Your task:
Copy out all of the material exactly as presented.

Input rows:
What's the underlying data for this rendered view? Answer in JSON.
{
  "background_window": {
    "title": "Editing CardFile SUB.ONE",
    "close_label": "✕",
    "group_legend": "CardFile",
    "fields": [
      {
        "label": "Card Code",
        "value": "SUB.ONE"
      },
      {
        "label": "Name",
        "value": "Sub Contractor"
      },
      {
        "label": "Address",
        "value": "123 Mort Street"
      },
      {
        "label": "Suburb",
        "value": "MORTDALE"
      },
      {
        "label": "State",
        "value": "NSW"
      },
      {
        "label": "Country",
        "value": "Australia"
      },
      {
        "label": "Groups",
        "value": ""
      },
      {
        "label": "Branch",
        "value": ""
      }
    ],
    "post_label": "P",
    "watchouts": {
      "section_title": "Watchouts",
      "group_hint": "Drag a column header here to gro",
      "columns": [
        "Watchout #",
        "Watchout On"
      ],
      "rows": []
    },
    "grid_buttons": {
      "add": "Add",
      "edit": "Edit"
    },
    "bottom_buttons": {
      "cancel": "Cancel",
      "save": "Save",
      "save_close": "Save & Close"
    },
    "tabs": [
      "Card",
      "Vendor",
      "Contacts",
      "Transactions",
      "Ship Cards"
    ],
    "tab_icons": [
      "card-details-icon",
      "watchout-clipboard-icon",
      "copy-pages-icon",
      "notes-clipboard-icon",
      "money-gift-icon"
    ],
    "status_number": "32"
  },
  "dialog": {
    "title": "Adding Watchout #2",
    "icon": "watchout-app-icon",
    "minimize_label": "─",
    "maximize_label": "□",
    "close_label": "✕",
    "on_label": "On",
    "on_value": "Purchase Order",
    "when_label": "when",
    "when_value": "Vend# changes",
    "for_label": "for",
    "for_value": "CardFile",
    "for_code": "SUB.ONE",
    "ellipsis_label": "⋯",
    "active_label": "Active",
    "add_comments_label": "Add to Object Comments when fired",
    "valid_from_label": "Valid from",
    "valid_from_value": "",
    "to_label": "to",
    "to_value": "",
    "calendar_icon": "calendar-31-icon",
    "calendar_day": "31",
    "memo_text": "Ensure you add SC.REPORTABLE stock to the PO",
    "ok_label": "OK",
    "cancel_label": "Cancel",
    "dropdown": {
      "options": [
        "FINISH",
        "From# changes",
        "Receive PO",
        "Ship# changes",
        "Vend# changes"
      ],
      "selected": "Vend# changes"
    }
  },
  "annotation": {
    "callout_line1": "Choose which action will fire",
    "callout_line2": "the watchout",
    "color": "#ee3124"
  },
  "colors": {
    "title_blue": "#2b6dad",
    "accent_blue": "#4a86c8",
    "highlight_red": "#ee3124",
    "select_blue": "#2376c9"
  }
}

Written answer:
What's the underlying data for this rendered view? Answer in JSON.
{
  "background_window": {
    "title": "Editing CardFile SUB.ONE",
    "close_label": "✕",
    "group_legend": "CardFile",
    "fields": [
      {
        "label": "Card Code",
        "value": "SUB.ONE"
      },
      {
        "label": "Name",
        "value": "Sub Contractor"
      },
      {
        "label": "Address",
        "value": "123 Mort Street"
      },
      {
        "label": "Suburb",
        "value": "MORTDALE"
      },
      {
        "label": "State",
        "value": "NSW"
      },
      {
        "label": "Country",
        "value": "Australia"
      },
      {
        "label": "Groups",
        "value": ""
      },
      {
        "label": "Branch",
        "value": ""
      }
    ],
    "post_label": "P",
    "watchouts": {
      "section_title": "Watchouts",
      "group_hint": "Drag a column header here to gro",
      "columns": [
        "Watchout #",
        "Watchout On"
      ],
      "rows": []
    },
    "grid_buttons": {
      "add": "Add",
      "edit": "Edit"
    },
    "bottom_buttons": {
      "cancel": "Cancel",
      "save": "Save",
      "save_close": "Save & Close"
    },
    "tabs": [
      "Card",
      "Vendor",
      "Contacts",
      "Transactions",
      "Ship Cards"
    ],
    "tab_icons": [
      "card-details-icon",
      "watchout-clipboard-icon",
      "copy-pages-icon",
      "notes-clipboard-icon",
      "money-gift-icon"
    ],
    "status_number": "32"
  },
  "dialog": {
    "title": "Adding Watchout #2",
    "icon": "watchout-app-icon",
    "minimize_label": "─",
    "maximize_label": "□",
    "close_label": "✕",
    "on_label": "On",
    "on_value": "Purchase Order",
    "when_label": "when",
    "when_value": "Vend# changes",
    "for_label": "for",
    "for_value": "CardFile",
    "for_code": "SUB.ONE",
    "ellipsis_label": "⋯",
    "active_label": "Active",
    "add_comments_label": "Add to Object Comments when fired",
    "valid_from_label": "Valid from",
    "valid_from_value": "",
    "to_label": "to",
    "to_value": "",
    "calendar_icon": "calendar-31-icon",
    "calendar_day": "31",
    "memo_text": "Ensure you add SC.REPORTABLE stock to the PO",
    "ok_label": "OK",
    "cancel_label": "Cancel",
    "dropdown": {
      "options": [
        "FINISH",
        "From# changes",
        "Receive PO",
        "Ship# changes",
        "Vend# changes"
      ],
      "selected": "Vend# changes"
    }
  },
  "annotation": {
    "callout_line1": "Choose which action will fire",
    "callout_line2": "the watchout",
    "color": "#ee3124"
  },
  "colors": {
    "title_blue": "#2b6dad",
    "accent_blue": "#4a86c8",
    "highlight_red": "#ee3124",
    "select_blue": "#2376c9"
  }
}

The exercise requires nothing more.